[Begin Supplied data]

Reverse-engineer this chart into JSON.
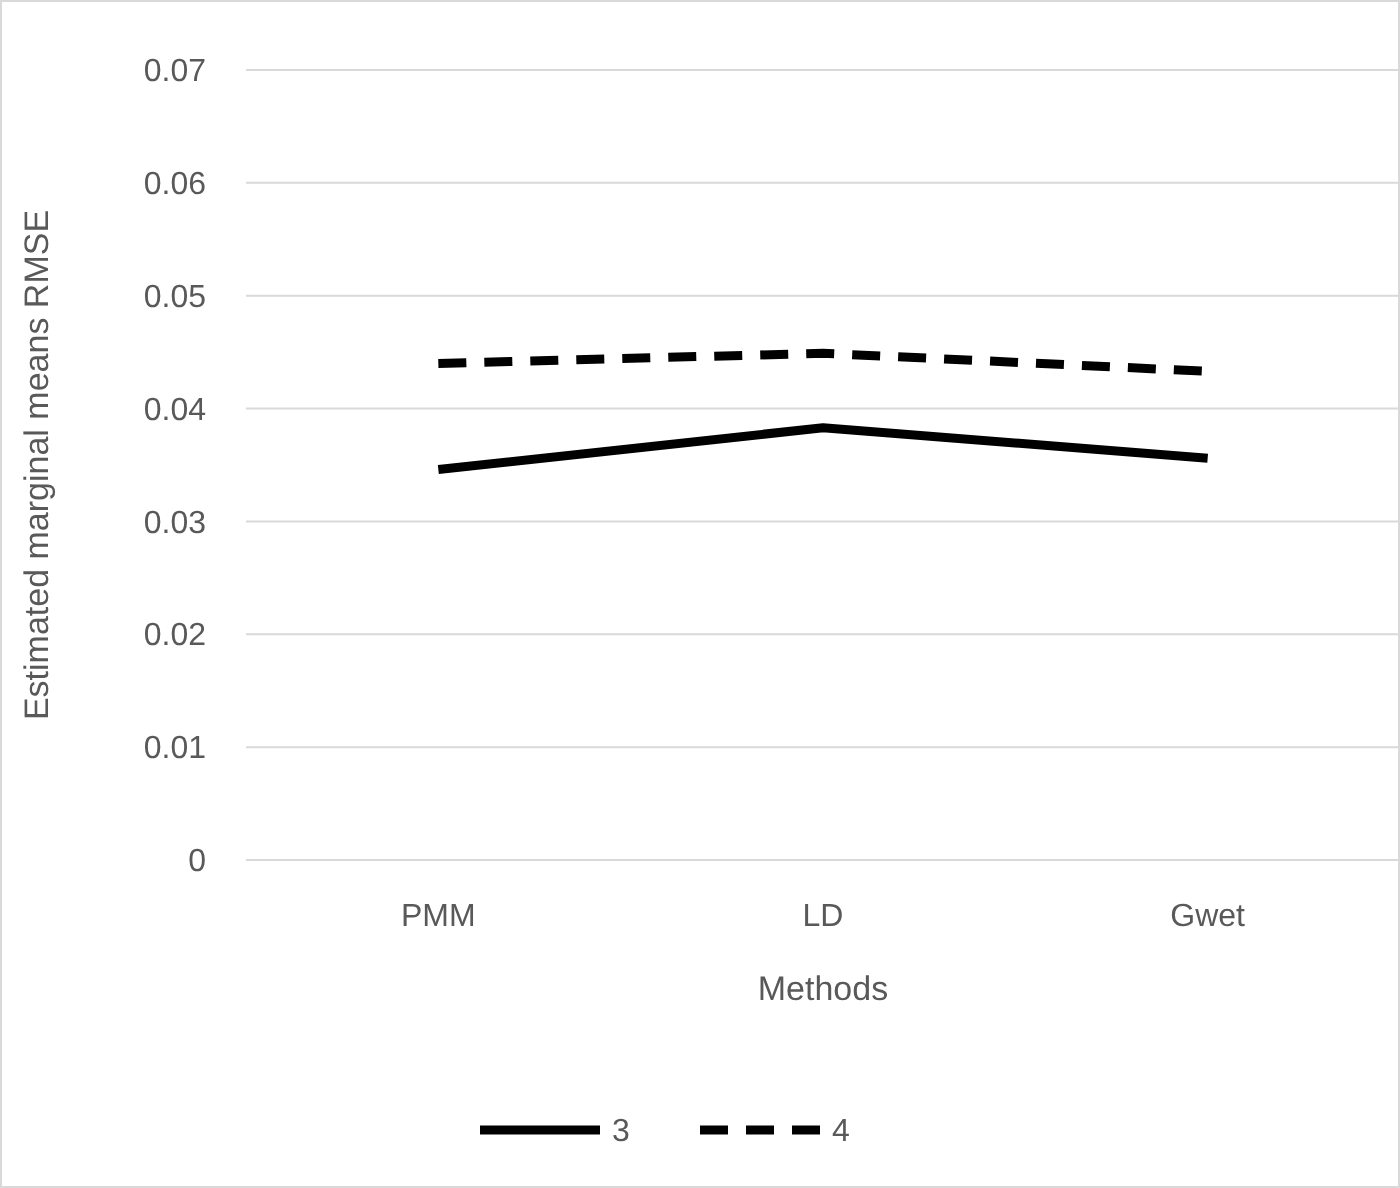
{
  "chart_data": {
    "type": "line",
    "xlabel": "Methods",
    "ylabel": "Estimated marginal means RMSE",
    "categories": [
      "PMM",
      "LD",
      "Gwet"
    ],
    "series": [
      {
        "name": "3",
        "color": "#000000",
        "line_style": "solid",
        "values": [
          0.0346,
          0.0383,
          0.0356
        ]
      },
      {
        "name": "4",
        "color": "#000000",
        "line_style": "dashed",
        "values": [
          0.044,
          0.0449,
          0.0433
        ]
      }
    ],
    "ylim": [
      0,
      0.07
    ],
    "yticks": [
      {
        "value": 0,
        "label": "0"
      },
      0.01,
      0.02,
      0.03,
      0.04,
      0.05,
      0.06,
      0.07
    ],
    "grid": "y",
    "legend": "bottom"
  }
}
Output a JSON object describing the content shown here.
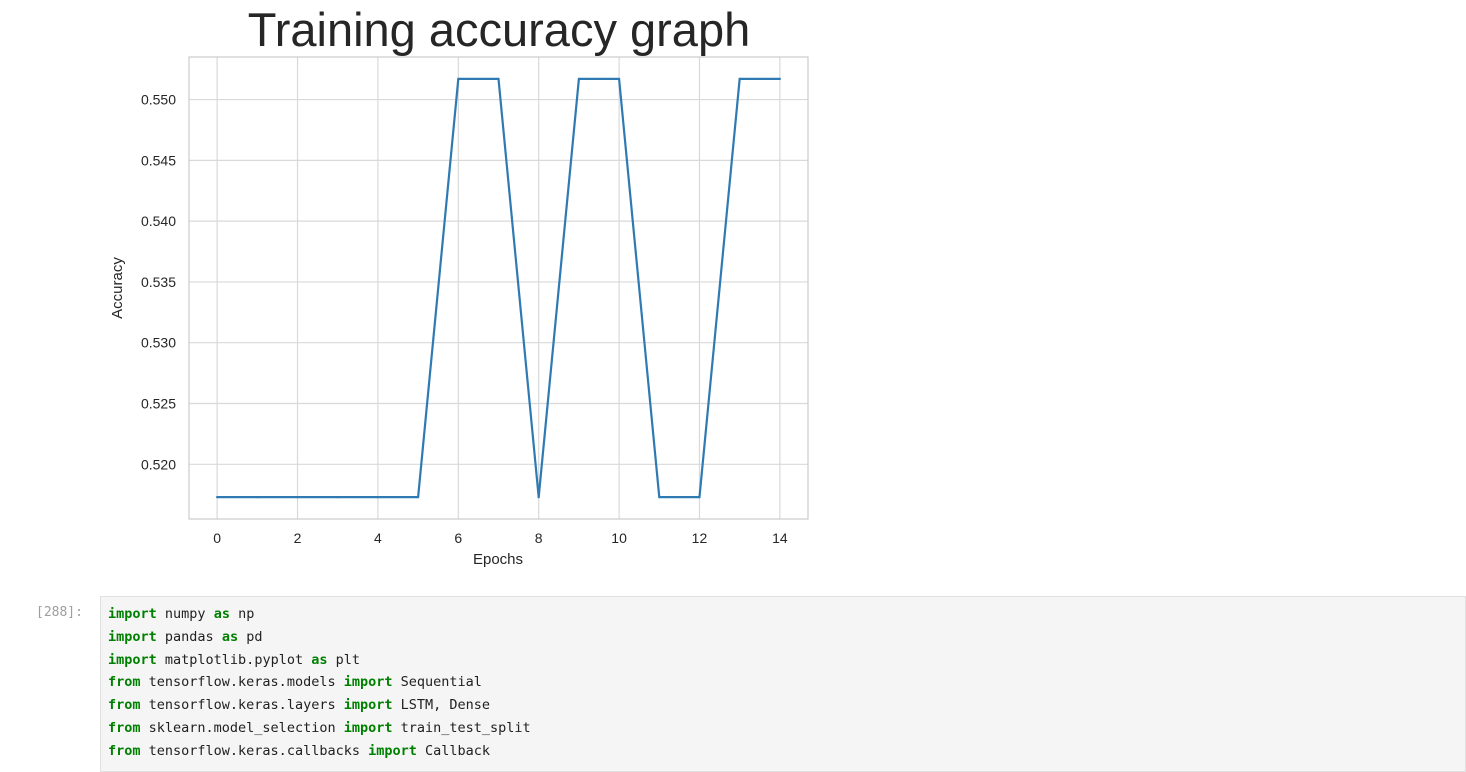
{
  "output": {
    "chart_data": {
      "type": "line",
      "title": "Training accuracy graph",
      "xlabel": "Epochs",
      "ylabel": "Accuracy",
      "x": [
        0,
        1,
        2,
        3,
        4,
        5,
        6,
        7,
        8,
        9,
        10,
        11,
        12,
        13,
        14
      ],
      "series": [
        {
          "values": [
            0.5173,
            0.5173,
            0.5173,
            0.5173,
            0.5173,
            0.5173,
            0.5517,
            0.5517,
            0.5173,
            0.5517,
            0.5517,
            0.5173,
            0.5173,
            0.5517,
            0.5517
          ],
          "color": "#2f7ab3"
        }
      ],
      "xticks": [
        "0",
        "2",
        "4",
        "6",
        "8",
        "10",
        "12",
        "14"
      ],
      "yticks": [
        "0.520",
        "0.525",
        "0.530",
        "0.535",
        "0.540",
        "0.545",
        "0.550"
      ],
      "xlim": [
        -0.7,
        14.7
      ],
      "ylim": [
        0.5155,
        0.5535
      ],
      "grid": true
    }
  },
  "cell": {
    "prompt": "[288]:",
    "lines": [
      [
        {
          "t": "import",
          "k": true
        },
        {
          "t": " numpy "
        },
        {
          "t": "as",
          "k": true
        },
        {
          "t": " np"
        }
      ],
      [
        {
          "t": "import",
          "k": true
        },
        {
          "t": " pandas "
        },
        {
          "t": "as",
          "k": true
        },
        {
          "t": " pd"
        }
      ],
      [
        {
          "t": "import",
          "k": true
        },
        {
          "t": " matplotlib.pyplot "
        },
        {
          "t": "as",
          "k": true
        },
        {
          "t": " plt"
        }
      ],
      [
        {
          "t": "from",
          "k": true
        },
        {
          "t": " tensorflow.keras.models "
        },
        {
          "t": "import",
          "k": true
        },
        {
          "t": " Sequential"
        }
      ],
      [
        {
          "t": "from",
          "k": true
        },
        {
          "t": " tensorflow.keras.layers "
        },
        {
          "t": "import",
          "k": true
        },
        {
          "t": " LSTM, Dense"
        }
      ],
      [
        {
          "t": "from",
          "k": true
        },
        {
          "t": " sklearn.model_selection "
        },
        {
          "t": "import",
          "k": true
        },
        {
          "t": " train_test_split"
        }
      ],
      [
        {
          "t": "from",
          "k": true
        },
        {
          "t": " tensorflow.keras.callbacks "
        },
        {
          "t": "import",
          "k": true
        },
        {
          "t": " Callback"
        }
      ]
    ]
  }
}
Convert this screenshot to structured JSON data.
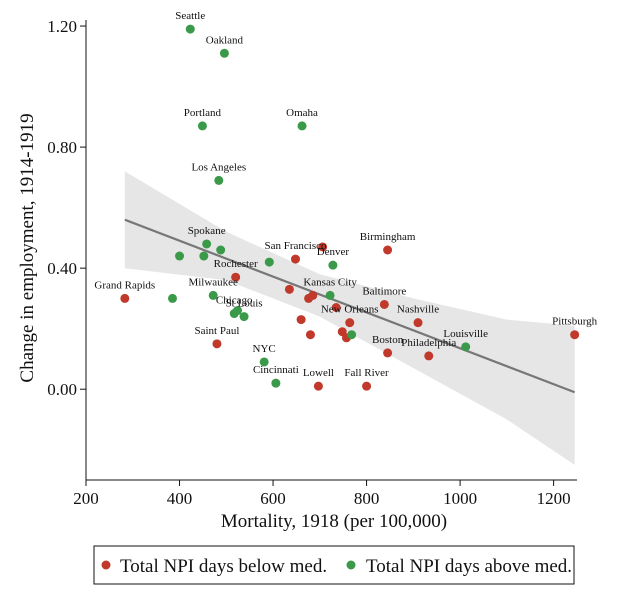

[End Supplied data]

▶ **Prompt**: Some lines of the data above may hold the word "this"; report how many do, and nothing else.

▶ **Exercise result**: 2